JOB
Leaving the pictures aside, transcribe every line below exactly.

»»

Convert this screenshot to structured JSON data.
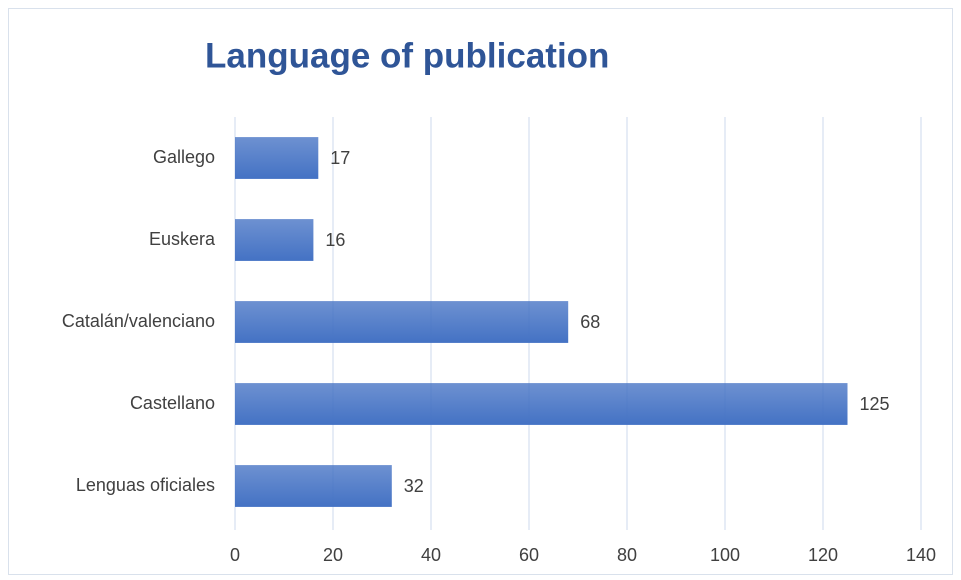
{
  "chart_data": {
    "type": "bar",
    "orientation": "horizontal",
    "title": "Language of publication",
    "categories": [
      "Gallego",
      "Euskera",
      "Catalán/valenciano",
      "Castellano",
      "Lenguas oficiales"
    ],
    "values": [
      17,
      16,
      68,
      125,
      32
    ],
    "color": "#4472c4",
    "xlim": [
      0,
      140
    ],
    "xticks": [
      0,
      20,
      40,
      60,
      80,
      100,
      120,
      140
    ],
    "grid": true
  }
}
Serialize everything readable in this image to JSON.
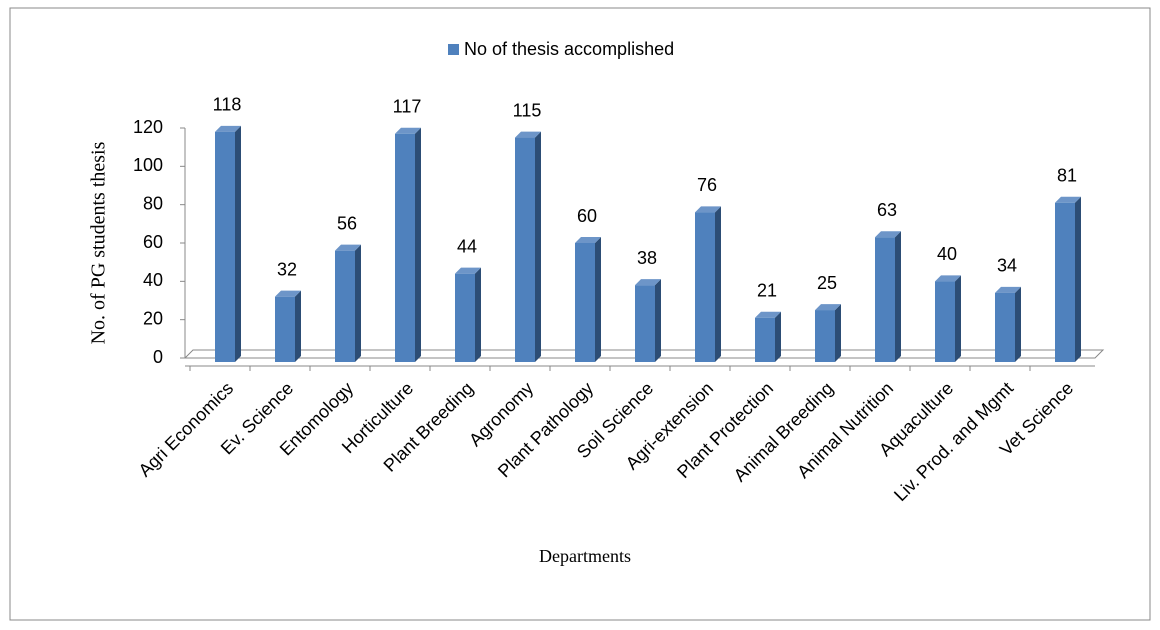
{
  "chart_data": {
    "type": "bar",
    "x_label": "Departments",
    "y_label": "No. of PG students thesis",
    "categories": [
      "Agri Economics",
      "Ev. Science",
      "Entomology",
      "Horticulture",
      "Plant Breeding",
      "Agronomy",
      "Plant Pathology",
      "Soil Science",
      "Agri-extension",
      "Plant Protection",
      "Animal Breeding",
      "Animal Nutrition",
      "Aquaculture",
      "Liv. Prod. and Mgmt",
      "Vet Science"
    ],
    "series": [
      {
        "name": "No of thesis accomplished",
        "color": "#4f81bd",
        "values": [
          118,
          32,
          56,
          117,
          44,
          115,
          60,
          38,
          76,
          21,
          25,
          63,
          40,
          34,
          81
        ]
      }
    ],
    "ylim": [
      0,
      120
    ],
    "yticks": [
      0,
      20,
      40,
      60,
      80,
      100,
      120
    ],
    "grid": false,
    "legend": "top"
  }
}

««

CORRECT RESPONSE
Convert this screenshot to structured JSON data.
{
  "chart_data": {
    "type": "bar",
    "orientation": "horizontal",
    "title": "Language of publication",
    "categories": [
      "Gallego",
      "Euskera",
      "Catalán/valenciano",
      "Castellano",
      "Lenguas oficiales"
    ],
    "values": [
      17,
      16,
      68,
      125,
      32
    ],
    "color": "#4472c4",
    "xlim": [
      0,
      140
    ],
    "xticks": [
      0,
      20,
      40,
      60,
      80,
      100,
      120,
      140
    ],
    "grid": true
  }
}
Serialize everything readable in this image to JSON.
{
  "chart_data": {
    "type": "bar",
    "x_label": "Departments",
    "y_label": "No. of PG students thesis",
    "categories": [
      "Agri Economics",
      "Ev. Science",
      "Entomology",
      "Horticulture",
      "Plant Breeding",
      "Agronomy",
      "Plant Pathology",
      "Soil Science",
      "Agri-extension",
      "Plant Protection",
      "Animal Breeding",
      "Animal Nutrition",
      "Aquaculture",
      "Liv. Prod. and Mgmt",
      "Vet Science"
    ],
    "series": [
      {
        "name": "No of thesis accomplished",
        "color": "#4f81bd",
        "values": [
          118,
          32,
          56,
          117,
          44,
          115,
          60,
          38,
          76,
          21,
          25,
          63,
          40,
          34,
          81
        ]
      }
    ],
    "ylim": [
      0,
      120
    ],
    "yticks": [
      0,
      20,
      40,
      60,
      80,
      100,
      120
    ],
    "grid": false,
    "legend": "top"
  }
}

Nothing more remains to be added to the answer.